• Do this:
Tally up the lines that include "data" and state that number by itself.

#### Supplied material

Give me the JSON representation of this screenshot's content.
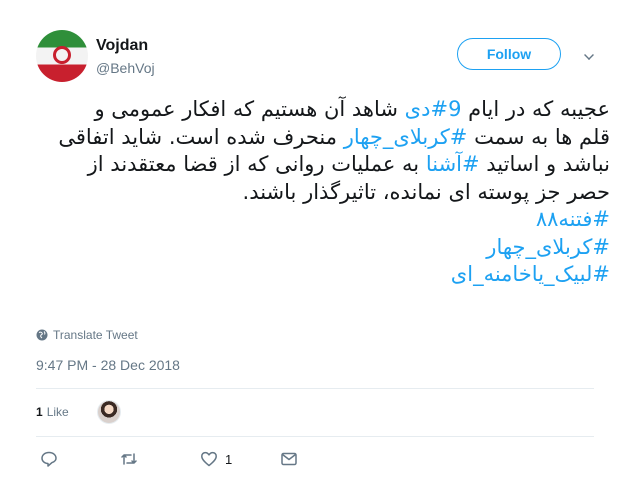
{
  "user": {
    "display_name": "Vojdan",
    "handle": "@BehVoj",
    "follow_label": "Follow"
  },
  "tweet": {
    "lines": [
      [
        {
          "t": "عجیبه که در ایام "
        },
        {
          "t": "9#دی",
          "hl": true
        },
        {
          "t": " شاهد آن هستیم که افکار عمومی و"
        }
      ],
      [
        {
          "t": "قلم ها به سمت "
        },
        {
          "t": "#کربلای_چهار",
          "hl": true
        },
        {
          "t": " منحرف شده است. شاید اتفاقی"
        }
      ],
      [
        {
          "t": "نباشد و اساتید "
        },
        {
          "t": "#آشنا",
          "hl": true
        },
        {
          "t": " به عملیات روانی که از قضا معتقدند از"
        }
      ],
      [
        {
          "t": "حصر جز پوسته ای نمانده، تاثیرگذار باشند."
        }
      ],
      [
        {
          "t": "#فتنه۸۸",
          "hl": true
        }
      ],
      [
        {
          "t": "#کربلای_چهار",
          "hl": true
        }
      ],
      [
        {
          "t": "#لبیک_یاخامنه_ای",
          "hl": true
        }
      ]
    ]
  },
  "translate_label": "Translate Tweet",
  "timestamp": "9:47 PM - 28 Dec 2018",
  "stats": {
    "likes_count": "1",
    "likes_label": "Like"
  },
  "actions": {
    "like_count": "1"
  },
  "colors": {
    "accent": "#1da1f2",
    "secondary_text": "#657786",
    "divider": "#e6ecf0"
  },
  "icons": [
    "globe-icon",
    "caret-down-icon",
    "reply-icon",
    "retweet-icon",
    "heart-icon",
    "message-icon"
  ]
}
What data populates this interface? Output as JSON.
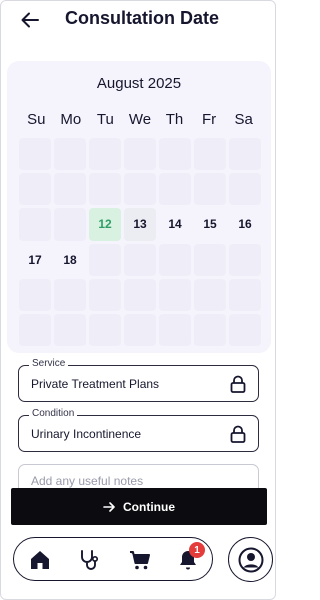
{
  "header": {
    "title": "Consultation Date"
  },
  "calendar": {
    "month": "August 2025",
    "weekdays": [
      "Su",
      "Mo",
      "Tu",
      "We",
      "Th",
      "Fr",
      "Sa"
    ],
    "days": {
      "d12": "12",
      "d13": "13",
      "d14": "14",
      "d15": "15",
      "d16": "16",
      "d17": "17",
      "d18": "18"
    },
    "highlight_color": "#d8f1e0"
  },
  "service": {
    "label": "Service",
    "value": "Private Treatment Plans"
  },
  "condition": {
    "label": "Condition",
    "value": "Urinary Incontinence"
  },
  "notes": {
    "placeholder": "Add any useful notes"
  },
  "continue": {
    "label": "Continue"
  },
  "nav": {
    "notifications_badge": "1",
    "icons": [
      "home-icon",
      "stethoscope-icon",
      "cart-icon",
      "bell-icon",
      "profile-icon"
    ]
  },
  "colors": {
    "primary": "#0c0c10",
    "accent_green": "#2f9e67",
    "badge": "#e43b3b"
  }
}
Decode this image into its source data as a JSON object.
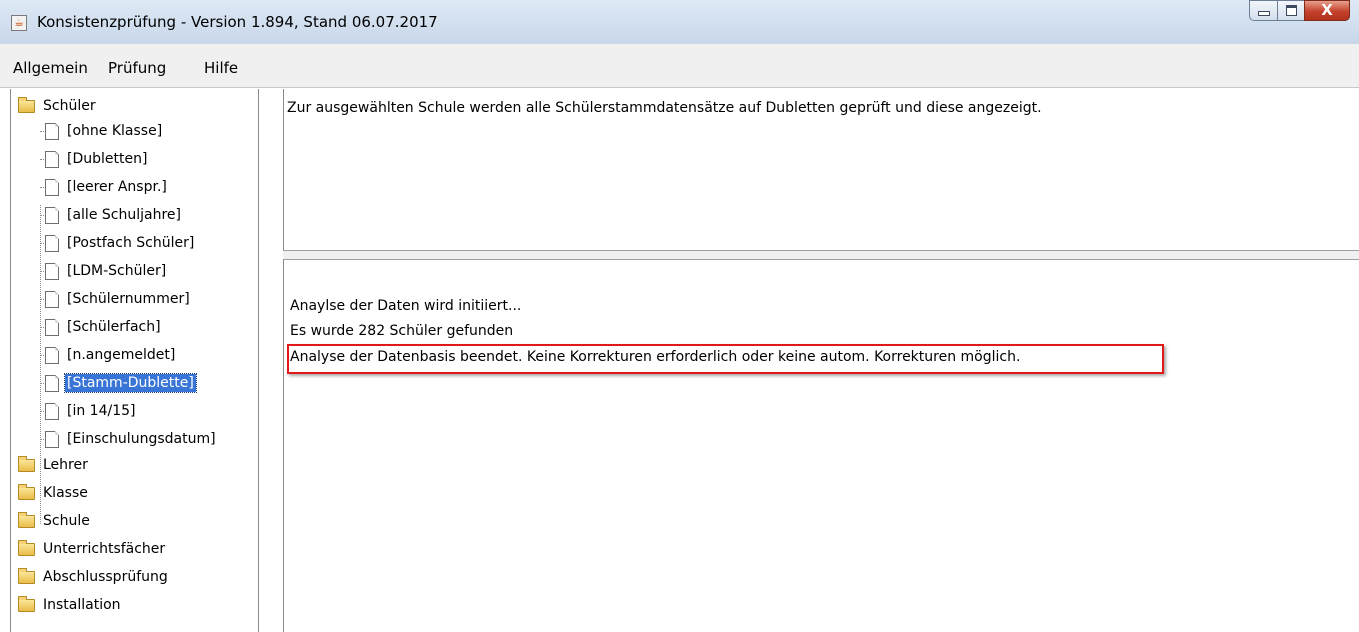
{
  "window": {
    "title": "Konsistenzprüfung - Version 1.894, Stand 06.07.2017",
    "close_glyph": "X"
  },
  "menu": {
    "items": [
      "Allgemein",
      "Prüfung",
      "Hilfe"
    ]
  },
  "tree": {
    "root_folders": [
      "Schüler",
      "Lehrer",
      "Klasse",
      "Schule",
      "Unterrichtsfächer",
      "Abschlussprüfung",
      "Installation"
    ],
    "schueler_children": [
      "[ohne Klasse]",
      "[Dubletten]",
      "[leerer Anspr.]",
      "[alle Schuljahre]",
      "[Postfach Schüler]",
      "[LDM-Schüler]",
      "[Schülernummer]",
      "[Schülerfach]",
      "[n.angemeldet]",
      "[Stamm-Dublette]",
      "[in 14/15]",
      "[Einschulungsdatum]"
    ],
    "selected": "[Stamm-Dublette]"
  },
  "description": {
    "text": "Zur ausgewählten Schule werden alle Schülerstammdatensätze auf Dubletten geprüft und diese angezeigt."
  },
  "log": {
    "lines": [
      "Anaylse der Daten wird initiiert...",
      "Es wurde 282 Schüler gefunden",
      "Analyse der Datenbasis beendet. Keine Korrekturen erforderlich oder keine autom. Korrekturen möglich."
    ],
    "highlight_color": "#e01818"
  },
  "colors": {
    "selection": "#3875d6",
    "titlebar": "#c7d7ea",
    "close_button": "#c4412b"
  },
  "icons": [
    "app-icon",
    "minimize-icon",
    "maximize-icon",
    "close-icon",
    "folder-icon",
    "document-icon"
  ]
}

########

• Result for this task:
2